### [Stated problem]
Omit all pictures. Copy the rest of the material exactly.

### [Exercise materials]
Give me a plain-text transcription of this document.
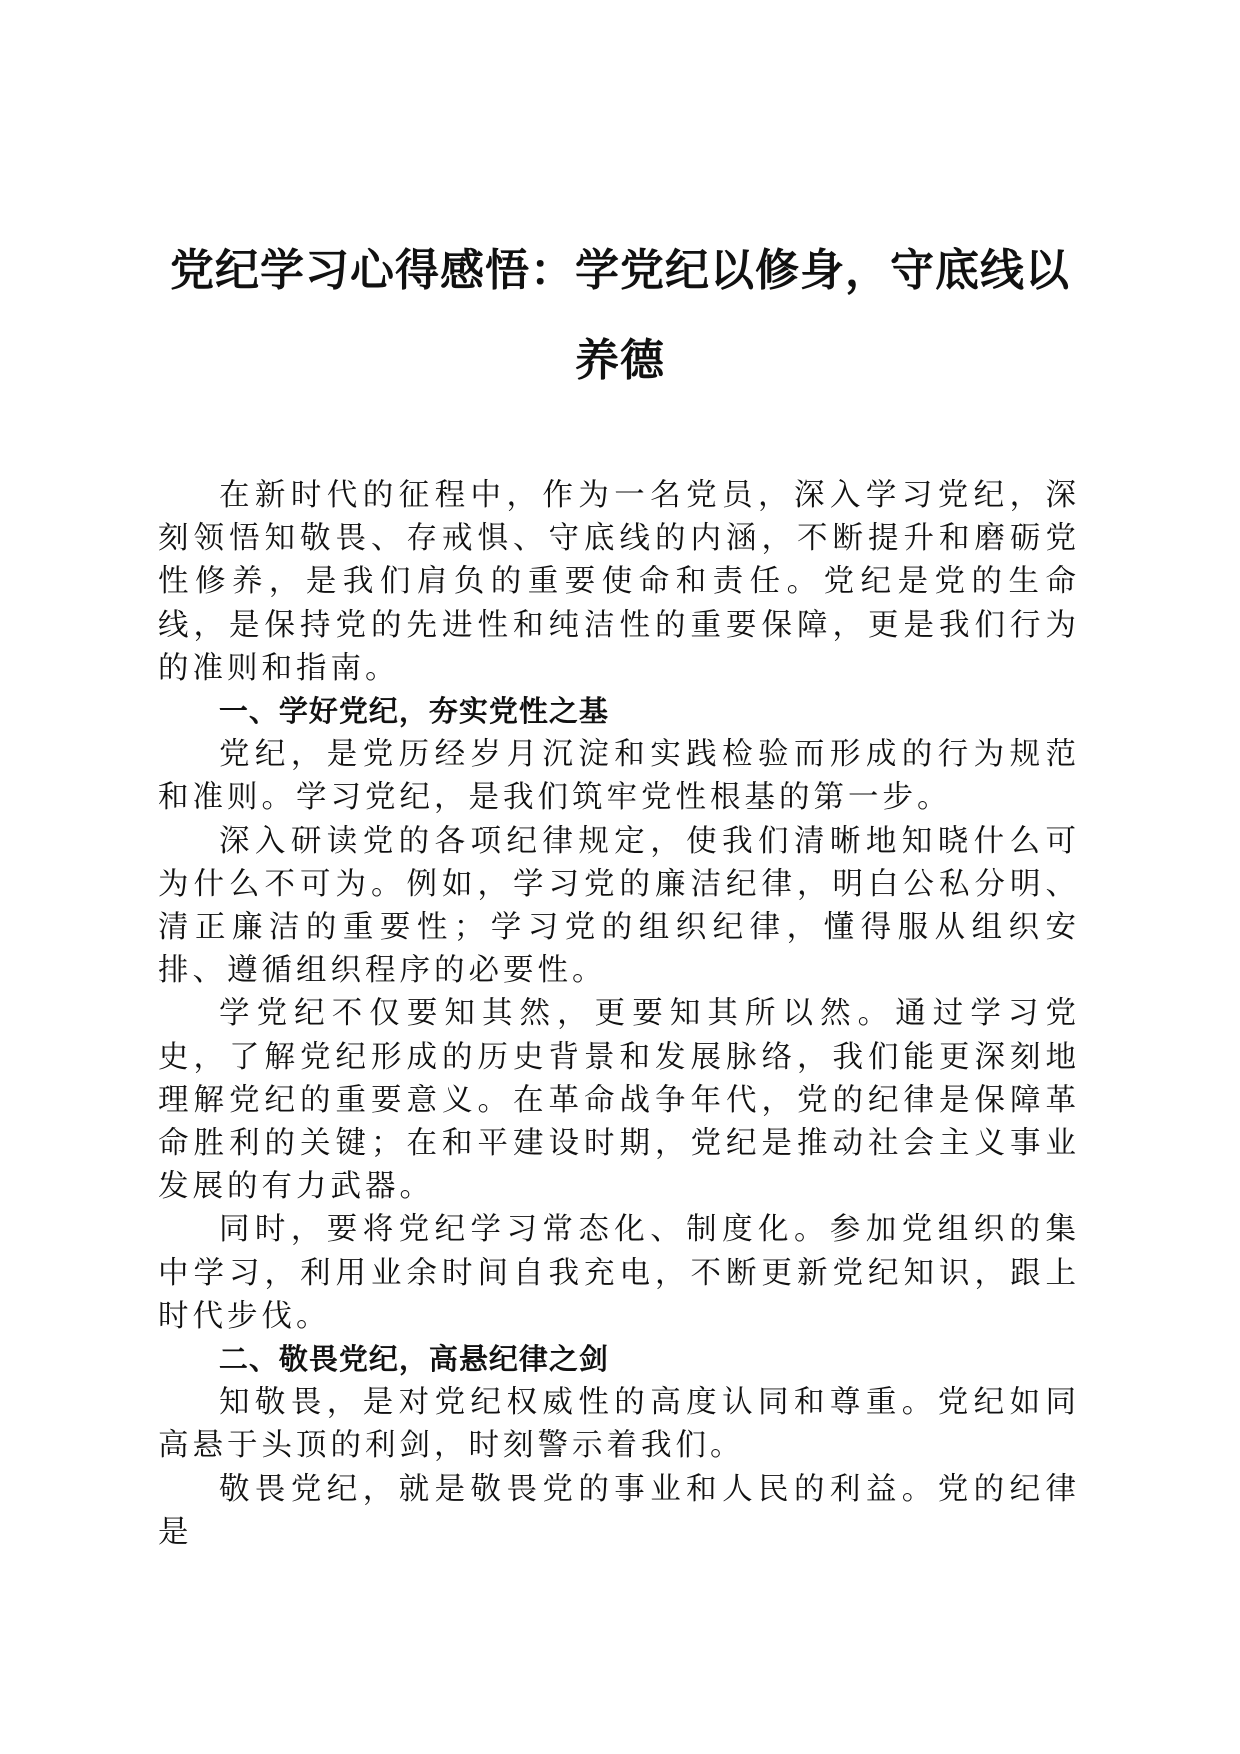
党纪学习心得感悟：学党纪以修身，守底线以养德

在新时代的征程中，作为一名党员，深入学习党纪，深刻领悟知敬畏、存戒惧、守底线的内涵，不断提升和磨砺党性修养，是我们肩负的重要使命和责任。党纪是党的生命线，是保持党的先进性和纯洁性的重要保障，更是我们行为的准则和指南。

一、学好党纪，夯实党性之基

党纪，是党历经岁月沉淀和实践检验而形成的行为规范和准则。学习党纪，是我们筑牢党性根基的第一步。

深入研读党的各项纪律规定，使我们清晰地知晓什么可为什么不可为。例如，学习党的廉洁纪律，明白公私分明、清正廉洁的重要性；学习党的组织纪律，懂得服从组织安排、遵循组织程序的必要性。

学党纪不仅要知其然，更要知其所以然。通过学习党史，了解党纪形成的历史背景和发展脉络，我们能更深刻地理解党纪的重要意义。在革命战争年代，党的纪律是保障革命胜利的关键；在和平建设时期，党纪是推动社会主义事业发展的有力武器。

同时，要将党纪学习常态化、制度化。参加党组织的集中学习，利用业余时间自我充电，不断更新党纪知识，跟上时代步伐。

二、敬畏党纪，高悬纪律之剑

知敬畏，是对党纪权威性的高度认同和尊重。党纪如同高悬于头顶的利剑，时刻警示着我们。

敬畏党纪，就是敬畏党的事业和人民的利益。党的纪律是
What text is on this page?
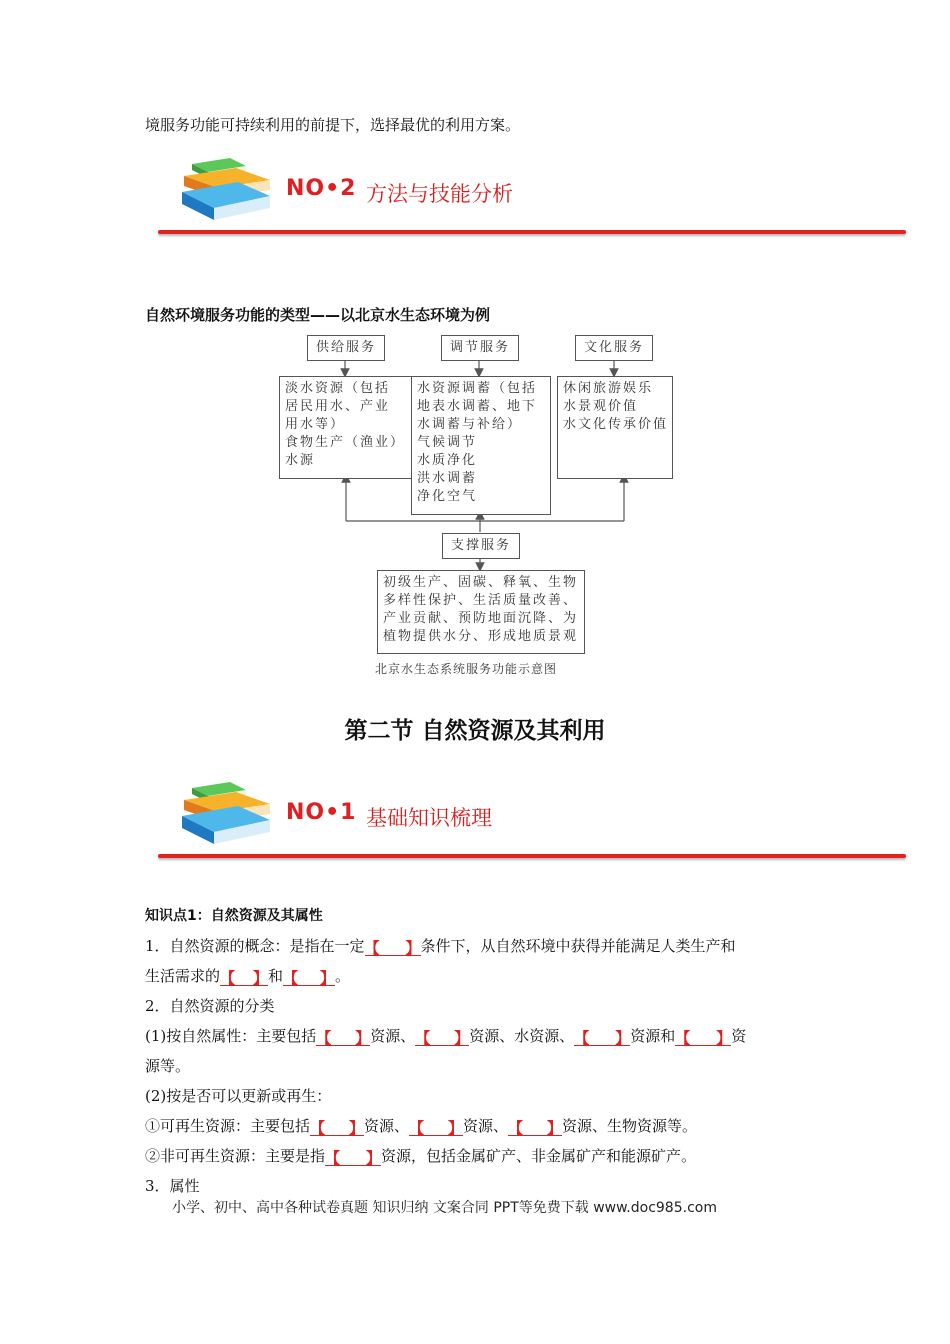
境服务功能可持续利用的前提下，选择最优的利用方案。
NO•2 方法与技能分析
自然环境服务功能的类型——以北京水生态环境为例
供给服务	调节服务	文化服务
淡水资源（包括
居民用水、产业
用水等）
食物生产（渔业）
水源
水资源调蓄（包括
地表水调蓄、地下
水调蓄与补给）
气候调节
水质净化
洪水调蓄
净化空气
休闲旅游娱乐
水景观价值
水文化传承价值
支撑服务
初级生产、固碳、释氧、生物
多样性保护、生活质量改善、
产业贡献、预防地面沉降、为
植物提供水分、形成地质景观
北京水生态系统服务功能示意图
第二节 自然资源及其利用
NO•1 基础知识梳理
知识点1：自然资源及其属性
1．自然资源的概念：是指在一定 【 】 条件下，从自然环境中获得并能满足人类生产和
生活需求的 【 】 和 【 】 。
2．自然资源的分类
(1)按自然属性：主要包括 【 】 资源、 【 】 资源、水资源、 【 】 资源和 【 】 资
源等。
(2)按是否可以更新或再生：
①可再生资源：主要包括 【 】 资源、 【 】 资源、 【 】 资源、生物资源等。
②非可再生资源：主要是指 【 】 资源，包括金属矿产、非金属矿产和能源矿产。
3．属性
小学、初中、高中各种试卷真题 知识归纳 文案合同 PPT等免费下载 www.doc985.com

### [Final answer]
Give me a plain-text transcription of this document.
党纪学习心得感悟：学党纪以修身，守底线以养德

在新时代的征程中，作为一名党员，深入学习党纪，深刻领悟知敬畏、存戒惧、守底线的内涵，不断提升和磨砺党性修养，是我们肩负的重要使命和责任。党纪是党的生命线，是保持党的先进性和纯洁性的重要保障，更是我们行为的准则和指南。

一、学好党纪，夯实党性之基

党纪，是党历经岁月沉淀和实践检验而形成的行为规范和准则。学习党纪，是我们筑牢党性根基的第一步。

深入研读党的各项纪律规定，使我们清晰地知晓什么可为什么不可为。例如，学习党的廉洁纪律，明白公私分明、清正廉洁的重要性；学习党的组织纪律，懂得服从组织安排、遵循组织程序的必要性。

学党纪不仅要知其然，更要知其所以然。通过学习党史，了解党纪形成的历史背景和发展脉络，我们能更深刻地理解党纪的重要意义。在革命战争年代，党的纪律是保障革命胜利的关键；在和平建设时期，党纪是推动社会主义事业发展的有力武器。

同时，要将党纪学习常态化、制度化。参加党组织的集中学习，利用业余时间自我充电，不断更新党纪知识，跟上时代步伐。

二、敬畏党纪，高悬纪律之剑

知敬畏，是对党纪权威性的高度认同和尊重。党纪如同高悬于头顶的利剑，时刻警示着我们。

敬畏党纪，就是敬畏党的事业和人民的利益。党的纪律是
What text is on this page?
境服务功能可持续利用的前提下，选择最优的利用方案。
NO•2 方法与技能分析
自然环境服务功能的类型——以北京水生态环境为例
供给服务	调节服务	文化服务
淡水资源（包括
居民用水、产业
用水等）
食物生产（渔业）
水源
水资源调蓄（包括
地表水调蓄、地下
水调蓄与补给）
气候调节
水质净化
洪水调蓄
净化空气
休闲旅游娱乐
水景观价值
水文化传承价值
支撑服务
初级生产、固碳、释氧、生物
多样性保护、生活质量改善、
产业贡献、预防地面沉降、为
植物提供水分、形成地质景观
北京水生态系统服务功能示意图
第二节 自然资源及其利用
NO•1 基础知识梳理
知识点1：自然资源及其属性
1．自然资源的概念：是指在一定 【 】 条件下，从自然环境中获得并能满足人类生产和
生活需求的 【 】 和 【 】 。
2．自然资源的分类
(1)按自然属性：主要包括 【 】 资源、 【 】 资源、水资源、 【 】 资源和 【 】 资
源等。
(2)按是否可以更新或再生：
①可再生资源：主要包括 【 】 资源、 【 】 资源、 【 】 资源、生物资源等。
②非可再生资源：主要是指 【 】 资源，包括金属矿产、非金属矿产和能源矿产。
3．属性
小学、初中、高中各种试卷真题 知识归纳 文案合同 PPT等免费下载 www.doc985.com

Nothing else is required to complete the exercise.